[Dataset entries]
###

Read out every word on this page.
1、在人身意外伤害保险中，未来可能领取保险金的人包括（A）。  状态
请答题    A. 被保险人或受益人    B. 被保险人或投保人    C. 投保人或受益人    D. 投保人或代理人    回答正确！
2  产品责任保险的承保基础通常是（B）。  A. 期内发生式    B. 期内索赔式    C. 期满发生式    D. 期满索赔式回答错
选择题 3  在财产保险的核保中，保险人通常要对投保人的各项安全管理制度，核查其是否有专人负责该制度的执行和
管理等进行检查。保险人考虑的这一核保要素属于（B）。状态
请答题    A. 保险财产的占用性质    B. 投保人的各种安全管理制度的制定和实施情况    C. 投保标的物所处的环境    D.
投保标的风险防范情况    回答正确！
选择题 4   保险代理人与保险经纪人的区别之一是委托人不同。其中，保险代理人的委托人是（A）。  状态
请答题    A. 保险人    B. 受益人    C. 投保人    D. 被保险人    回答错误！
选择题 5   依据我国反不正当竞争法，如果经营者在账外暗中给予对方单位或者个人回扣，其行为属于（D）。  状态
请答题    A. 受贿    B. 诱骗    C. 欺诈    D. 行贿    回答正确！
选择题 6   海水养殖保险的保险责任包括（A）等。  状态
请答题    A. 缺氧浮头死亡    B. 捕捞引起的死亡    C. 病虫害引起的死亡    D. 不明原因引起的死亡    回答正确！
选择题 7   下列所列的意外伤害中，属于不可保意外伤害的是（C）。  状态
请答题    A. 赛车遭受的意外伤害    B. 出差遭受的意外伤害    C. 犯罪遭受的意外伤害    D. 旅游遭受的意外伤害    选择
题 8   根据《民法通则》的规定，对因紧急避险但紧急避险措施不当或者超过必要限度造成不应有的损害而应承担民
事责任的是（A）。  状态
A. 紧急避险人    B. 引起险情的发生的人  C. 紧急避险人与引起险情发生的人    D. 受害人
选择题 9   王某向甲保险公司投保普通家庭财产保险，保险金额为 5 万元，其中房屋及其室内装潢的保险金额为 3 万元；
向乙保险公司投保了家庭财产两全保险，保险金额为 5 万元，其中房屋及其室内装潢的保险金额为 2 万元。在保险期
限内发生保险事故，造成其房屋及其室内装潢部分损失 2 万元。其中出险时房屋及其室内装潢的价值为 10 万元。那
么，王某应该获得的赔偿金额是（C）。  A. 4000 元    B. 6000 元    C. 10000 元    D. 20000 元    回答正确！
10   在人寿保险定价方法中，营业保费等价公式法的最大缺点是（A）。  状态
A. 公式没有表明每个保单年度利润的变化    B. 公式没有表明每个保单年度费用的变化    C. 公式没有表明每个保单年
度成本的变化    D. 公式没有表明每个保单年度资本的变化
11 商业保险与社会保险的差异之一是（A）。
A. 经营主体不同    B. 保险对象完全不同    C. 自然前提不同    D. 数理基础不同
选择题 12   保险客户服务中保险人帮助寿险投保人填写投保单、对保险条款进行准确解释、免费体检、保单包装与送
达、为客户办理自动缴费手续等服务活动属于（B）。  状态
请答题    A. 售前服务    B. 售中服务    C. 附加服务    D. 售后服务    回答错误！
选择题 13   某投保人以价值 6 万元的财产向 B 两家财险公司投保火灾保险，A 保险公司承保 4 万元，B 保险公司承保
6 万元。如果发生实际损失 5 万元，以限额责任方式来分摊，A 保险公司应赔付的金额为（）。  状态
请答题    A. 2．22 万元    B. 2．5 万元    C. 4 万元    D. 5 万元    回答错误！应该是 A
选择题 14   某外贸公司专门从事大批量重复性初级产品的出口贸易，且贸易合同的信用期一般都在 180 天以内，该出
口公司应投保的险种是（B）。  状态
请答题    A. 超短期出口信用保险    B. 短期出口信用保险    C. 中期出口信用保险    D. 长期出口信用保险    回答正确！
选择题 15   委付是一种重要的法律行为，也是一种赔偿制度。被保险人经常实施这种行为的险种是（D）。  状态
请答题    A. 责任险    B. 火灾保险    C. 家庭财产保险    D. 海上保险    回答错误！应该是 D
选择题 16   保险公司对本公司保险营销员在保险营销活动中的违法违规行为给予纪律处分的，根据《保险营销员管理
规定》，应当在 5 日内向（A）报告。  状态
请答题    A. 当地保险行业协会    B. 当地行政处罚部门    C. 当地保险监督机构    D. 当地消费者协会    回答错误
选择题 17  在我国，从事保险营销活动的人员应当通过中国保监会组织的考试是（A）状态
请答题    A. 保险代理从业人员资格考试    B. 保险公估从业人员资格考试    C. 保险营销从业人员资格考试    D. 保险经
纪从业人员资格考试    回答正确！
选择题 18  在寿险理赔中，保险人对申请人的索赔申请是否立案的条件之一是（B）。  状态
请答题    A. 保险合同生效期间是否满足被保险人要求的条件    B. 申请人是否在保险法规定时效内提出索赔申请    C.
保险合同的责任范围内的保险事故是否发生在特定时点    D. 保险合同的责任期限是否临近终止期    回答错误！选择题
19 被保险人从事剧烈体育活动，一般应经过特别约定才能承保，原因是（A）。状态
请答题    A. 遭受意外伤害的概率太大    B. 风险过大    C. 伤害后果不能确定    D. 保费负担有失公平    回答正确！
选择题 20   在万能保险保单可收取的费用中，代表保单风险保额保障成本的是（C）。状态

###

Using the listing above, work out how many of its lines include "回答正确", and give only the result.

8